▶ **Trecho selecionado**:
........

Informações preliminares colhidas pela imprensa local sugerem uma possível motivação desesperadora por parte de Nataly. Amigas da suspeita relataram que ela teria perdido um bebê em agosto de 2024 e, por não poder ter mais filhos, passou a manifestar o desejo de “conseguir” uma criança de qualquer maneira. Mensagens de conversas obtidas pela polícia mostram Nataly buscando mulheres grávidas em grupos de mães na internet e oferecendo ajuda com doações – possivelmente já procurando uma vítima em potencial. Uma conhecida chegou a dizer que Nataly ofereceu R$ 5 mil a quem a ajudasse a encontrar uma grávida disposta a entregar-lhe um bebê, embora muitos achassem que ela “falava brincando”. Esses relatos reforçam a hipótese de premeditação: a suspeita teria planejado minuciosamente o crime, motivada por um desejo obsessivo de ser mãe novamente.

........

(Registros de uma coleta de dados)
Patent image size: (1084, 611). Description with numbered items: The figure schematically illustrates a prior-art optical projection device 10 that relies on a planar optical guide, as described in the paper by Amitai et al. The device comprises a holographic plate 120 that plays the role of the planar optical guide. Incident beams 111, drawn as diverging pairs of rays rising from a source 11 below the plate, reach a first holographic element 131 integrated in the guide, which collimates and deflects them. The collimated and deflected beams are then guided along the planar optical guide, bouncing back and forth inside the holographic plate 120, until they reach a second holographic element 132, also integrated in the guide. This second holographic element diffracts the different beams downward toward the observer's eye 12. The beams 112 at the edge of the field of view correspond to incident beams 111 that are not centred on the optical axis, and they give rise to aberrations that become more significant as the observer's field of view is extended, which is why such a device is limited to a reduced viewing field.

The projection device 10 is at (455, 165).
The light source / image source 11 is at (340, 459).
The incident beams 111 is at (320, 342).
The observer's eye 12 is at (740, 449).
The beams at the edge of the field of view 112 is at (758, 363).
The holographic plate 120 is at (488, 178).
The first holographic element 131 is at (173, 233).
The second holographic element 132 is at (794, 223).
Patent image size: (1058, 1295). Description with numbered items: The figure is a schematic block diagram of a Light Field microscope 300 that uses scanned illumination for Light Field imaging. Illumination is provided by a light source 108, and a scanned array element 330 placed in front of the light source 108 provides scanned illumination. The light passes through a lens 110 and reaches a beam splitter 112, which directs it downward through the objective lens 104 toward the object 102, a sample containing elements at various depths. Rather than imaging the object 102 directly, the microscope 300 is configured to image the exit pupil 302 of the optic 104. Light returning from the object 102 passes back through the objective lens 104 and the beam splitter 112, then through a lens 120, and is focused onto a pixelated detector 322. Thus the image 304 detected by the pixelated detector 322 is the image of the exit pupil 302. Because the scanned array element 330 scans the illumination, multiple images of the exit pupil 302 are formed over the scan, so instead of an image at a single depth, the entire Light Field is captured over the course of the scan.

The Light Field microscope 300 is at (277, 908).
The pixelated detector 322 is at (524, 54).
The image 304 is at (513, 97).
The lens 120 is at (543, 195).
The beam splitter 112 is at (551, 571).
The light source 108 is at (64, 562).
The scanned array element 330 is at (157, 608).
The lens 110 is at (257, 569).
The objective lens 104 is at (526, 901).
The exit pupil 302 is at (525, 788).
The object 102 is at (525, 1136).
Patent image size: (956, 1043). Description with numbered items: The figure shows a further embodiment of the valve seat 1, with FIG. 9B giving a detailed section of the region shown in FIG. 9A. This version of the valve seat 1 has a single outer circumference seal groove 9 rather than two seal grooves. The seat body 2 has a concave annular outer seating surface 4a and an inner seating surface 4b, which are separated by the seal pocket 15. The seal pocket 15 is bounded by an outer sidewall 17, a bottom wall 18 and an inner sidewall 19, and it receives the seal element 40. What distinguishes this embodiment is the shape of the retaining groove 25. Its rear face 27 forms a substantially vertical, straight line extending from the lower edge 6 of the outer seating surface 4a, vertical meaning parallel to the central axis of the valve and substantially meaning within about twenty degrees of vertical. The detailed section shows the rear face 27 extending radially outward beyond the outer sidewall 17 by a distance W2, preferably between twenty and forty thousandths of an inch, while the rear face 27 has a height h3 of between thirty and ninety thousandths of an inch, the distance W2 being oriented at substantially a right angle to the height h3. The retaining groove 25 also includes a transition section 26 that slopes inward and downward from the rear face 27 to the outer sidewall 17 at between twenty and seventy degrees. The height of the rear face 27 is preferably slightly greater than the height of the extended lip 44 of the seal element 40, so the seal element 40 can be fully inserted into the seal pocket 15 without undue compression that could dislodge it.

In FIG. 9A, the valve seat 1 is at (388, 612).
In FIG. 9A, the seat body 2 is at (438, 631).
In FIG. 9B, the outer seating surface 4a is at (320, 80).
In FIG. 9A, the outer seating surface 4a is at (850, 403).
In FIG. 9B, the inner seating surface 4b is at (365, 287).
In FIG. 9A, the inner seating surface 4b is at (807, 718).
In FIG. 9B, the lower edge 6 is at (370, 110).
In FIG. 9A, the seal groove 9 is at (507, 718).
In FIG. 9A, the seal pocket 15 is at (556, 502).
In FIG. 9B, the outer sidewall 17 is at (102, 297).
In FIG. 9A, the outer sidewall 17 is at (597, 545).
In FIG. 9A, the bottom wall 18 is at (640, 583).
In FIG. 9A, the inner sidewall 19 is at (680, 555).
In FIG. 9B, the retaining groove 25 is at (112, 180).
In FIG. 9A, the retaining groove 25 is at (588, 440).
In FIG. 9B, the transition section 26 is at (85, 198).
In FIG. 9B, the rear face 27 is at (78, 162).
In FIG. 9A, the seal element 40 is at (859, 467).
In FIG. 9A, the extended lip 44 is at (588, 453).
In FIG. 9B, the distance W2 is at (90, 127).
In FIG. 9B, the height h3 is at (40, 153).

........

▶ **Questões de leitura**:
a) Responda, com base no trecho sobre a suspeita Nataly:
(i) Em que mês e ano ela teria perdido um bebê?
(ii) Onde ela procurava mulheres grávidas, segundo as mensagens obtidas pela polícia?
(iii) Que quantia uma conhecida disse que ela ofereceu?
b) Escreva a continuação do trecho sobre a suspeita Nataly a partir da última frase apresentada.

▶ **Suas respostas**:
a)
(i) Em agosto de 2024.
(ii) Em grupos de mães na internet.
(iii) R$ 5 mil.

b)
Desdobramentos do caso
Luis Paoli, perito criminal da Politec que analisou a cena, descreveu o caso como “uma das cenas mais cruéis e difíceis de processar” de sua carreira. “Em 12 anos de perícia, foi uma das situações mais difíceis de conter a emoção, ao ver uma menina de 16 anos com o abdômen aberto, mãos presas nas costas, asfixiada”, declarou o perito, visivelmente abalado. O delegado Caio Albuquerque, da DHPP, classificou o episódio como um crime gravíssimo, ressaltando que a rápida ação conjunta da equipe hospitalar e da polícia foi crucial para elucidá-lo. “Foi um crime gravíssimo, rapidamente esclarecido pelo Núcleo de Pessoas Desaparecidas da DHPP, com apoio fundamental da equipe hospitalar, que imediatamente identificou que havia algo errado e acionou a polícia”, afirmou o delegado em coletiva de imprensa, elogiando a cooperação dos médicos na denúncia.
Nas redes sociais, multiplicam-se homenagens à memória de Emilly e mensagens de solidariedade à família da jovem.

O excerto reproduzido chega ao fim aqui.